* Entries provided

|---|

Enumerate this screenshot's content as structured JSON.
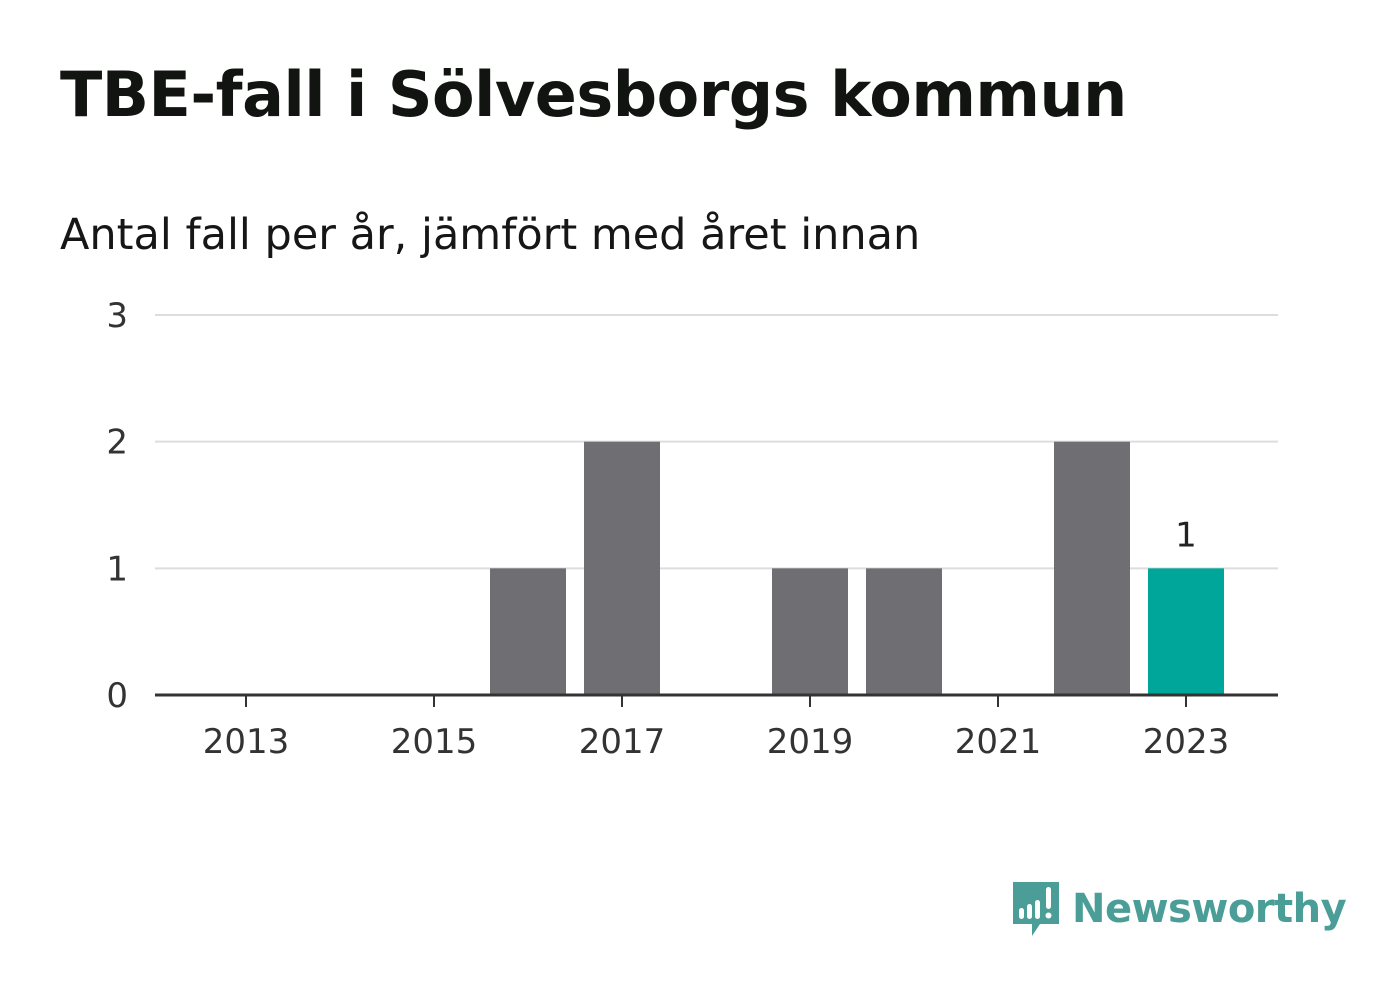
{
  "title": "TBE-fall i Sölvesborgs kommun",
  "subtitle": "Antal fall per år, jämfört med året innan",
  "brand": {
    "name": "Newsworthy",
    "color": "#4a9e97"
  },
  "colors": {
    "bar": "#6f6e73",
    "highlight": "#00a699",
    "grid": "#dddddd",
    "axis": "#333333"
  },
  "chart_data": {
    "type": "bar",
    "x": [
      2013,
      2014,
      2015,
      2016,
      2017,
      2018,
      2019,
      2020,
      2021,
      2022,
      2023
    ],
    "values": [
      0,
      0,
      0,
      1,
      2,
      0,
      1,
      1,
      0,
      2,
      1
    ],
    "highlight_x": 2023,
    "x_tick_labels": [
      "2013",
      "2015",
      "2017",
      "2019",
      "2021",
      "2023"
    ],
    "y_ticks": [
      0,
      1,
      2,
      3
    ],
    "ylim": [
      0,
      3
    ],
    "grid": true,
    "data_labels": [
      {
        "x": 2023,
        "text": "1"
      }
    ],
    "xlabel": "",
    "ylabel": ""
  }
}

|---|

* What the task asks
Transcribe all the data word for word; the images stay out.

* Output for this exercise
Enumerate this screenshot's content as structured JSON.
{
  "title": "TBE-fall i Sölvesborgs kommun",
  "subtitle": "Antal fall per år, jämfört med året innan",
  "brand": {
    "name": "Newsworthy",
    "color": "#4a9e97"
  },
  "colors": {
    "bar": "#6f6e73",
    "highlight": "#00a699",
    "grid": "#dddddd",
    "axis": "#333333"
  },
  "chart_data": {
    "type": "bar",
    "x": [
      2013,
      2014,
      2015,
      2016,
      2017,
      2018,
      2019,
      2020,
      2021,
      2022,
      2023
    ],
    "values": [
      0,
      0,
      0,
      1,
      2,
      0,
      1,
      1,
      0,
      2,
      1
    ],
    "highlight_x": 2023,
    "x_tick_labels": [
      "2013",
      "2015",
      "2017",
      "2019",
      "2021",
      "2023"
    ],
    "y_ticks": [
      0,
      1,
      2,
      3
    ],
    "ylim": [
      0,
      3
    ],
    "grid": true,
    "data_labels": [
      {
        "x": 2023,
        "text": "1"
      }
    ],
    "xlabel": "",
    "ylabel": ""
  }
}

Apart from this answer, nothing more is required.